◆ **Extracted records**:

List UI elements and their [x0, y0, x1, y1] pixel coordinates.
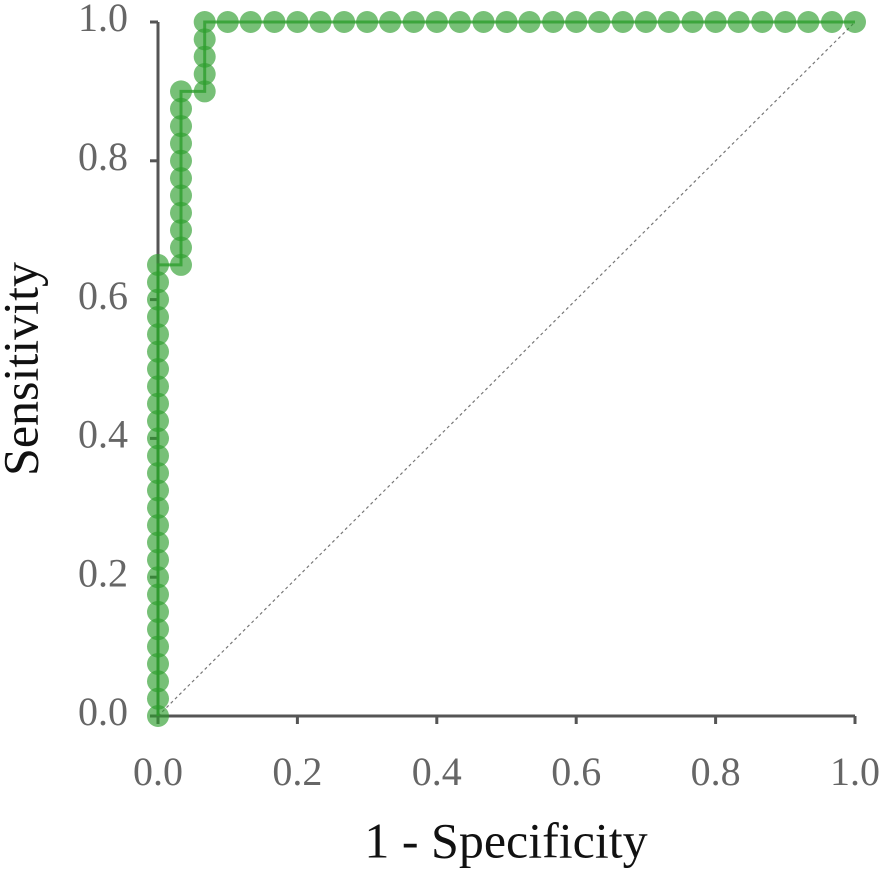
point [147, 253, 169, 276]
point [147, 271, 169, 294]
point [170, 115, 193, 138]
point [704, 11, 727, 33]
point [820, 11, 843, 33]
x-tick-label: 0.0 [133, 749, 183, 794]
x-tick-label: 0.6 [551, 749, 601, 794]
point [379, 11, 402, 33]
reference-line [157, 21, 856, 717]
point [147, 496, 169, 519]
point [147, 514, 169, 537]
point [193, 28, 216, 51]
point [309, 11, 332, 33]
point [425, 11, 448, 33]
point [774, 11, 797, 33]
point [657, 11, 680, 33]
y-tick-label: 0.4 [78, 412, 128, 457]
point [286, 11, 309, 33]
point [147, 618, 169, 641]
y-tick-label: 1.0 [78, 0, 128, 40]
point [588, 11, 611, 33]
x-tick-label: 0.8 [691, 749, 741, 794]
y-tick-label: 0.6 [78, 273, 128, 318]
point [263, 11, 286, 33]
point [147, 288, 169, 311]
point [727, 11, 750, 33]
point [147, 427, 169, 450]
x-tick-label: 1.0 [830, 749, 880, 794]
x-tick-label: 0.2 [272, 749, 322, 794]
point [797, 11, 820, 33]
x-tick-label: 0.4 [412, 749, 462, 794]
point [170, 149, 193, 172]
point [147, 358, 169, 380]
point [634, 11, 657, 33]
y-tick-label: 0.2 [78, 550, 128, 595]
point [472, 11, 495, 33]
point [170, 184, 193, 207]
point [147, 652, 169, 675]
point [147, 410, 169, 433]
point [147, 583, 169, 606]
point [518, 11, 541, 33]
point [495, 11, 518, 33]
point [147, 479, 169, 502]
y-tick-label: 0.0 [78, 689, 128, 734]
point [193, 63, 216, 86]
y-axis-title: Sensitivity [0, 262, 48, 476]
point [170, 80, 193, 103]
point [681, 11, 704, 33]
point [170, 236, 193, 259]
point [147, 392, 169, 415]
point [542, 11, 565, 33]
point [565, 11, 588, 33]
point [611, 11, 634, 33]
point [356, 11, 379, 33]
point [751, 11, 774, 33]
point [193, 11, 216, 33]
point [147, 305, 169, 328]
point [333, 11, 356, 33]
point [193, 80, 216, 103]
x-axis-title: 1 - Specificity [364, 812, 647, 868]
point [170, 253, 193, 276]
point [147, 670, 169, 693]
y-tick-label: 0.8 [78, 134, 128, 179]
point [147, 375, 169, 398]
point [147, 462, 169, 485]
point [147, 687, 169, 710]
point [170, 219, 193, 242]
point [193, 45, 216, 68]
point [402, 11, 425, 33]
point [147, 566, 169, 589]
point [170, 97, 193, 120]
point [448, 11, 471, 33]
point [170, 201, 193, 224]
point [844, 11, 866, 33]
point [170, 167, 193, 190]
point [170, 132, 193, 155]
point [147, 548, 169, 571]
point [147, 705, 169, 727]
point [216, 11, 239, 33]
point [147, 340, 169, 363]
point [147, 635, 169, 658]
point [239, 11, 262, 33]
point [147, 600, 169, 623]
point [147, 323, 169, 346]
point [147, 531, 169, 554]
point [147, 444, 169, 467]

◆ **Task goal**: Write the lines starting at the line containing "point [147, 253, 169, 276]" and ending at the line containing "point [263, 11, 286, 33]" as a numbered list, leaving out blank lines.

◆ **Answer in full**:
1. point [147, 253, 169, 276]
2. point [147, 271, 169, 294]
3. point [170, 115, 193, 138]
4. point [704, 11, 727, 33]
5. point [820, 11, 843, 33]
6. x-tick-label: 0.0 [133, 749, 183, 794]
7. x-tick-label: 0.6 [551, 749, 601, 794]
8. point [379, 11, 402, 33]
9. reference-line [157, 21, 856, 717]
10. point [147, 496, 169, 519]
11. point [147, 514, 169, 537]
12. point [193, 28, 216, 51]
13. point [309, 11, 332, 33]
14. point [425, 11, 448, 33]
15. point [774, 11, 797, 33]
16. point [657, 11, 680, 33]
17. y-tick-label: 0.4 [78, 412, 128, 457]
18. point [286, 11, 309, 33]
19. point [147, 618, 169, 641]
20. y-tick-label: 1.0 [78, 0, 128, 40]
21. point [588, 11, 611, 33]
22. x-tick-label: 0.8 [691, 749, 741, 794]
23. y-tick-label: 0.6 [78, 273, 128, 318]
24. point [263, 11, 286, 33]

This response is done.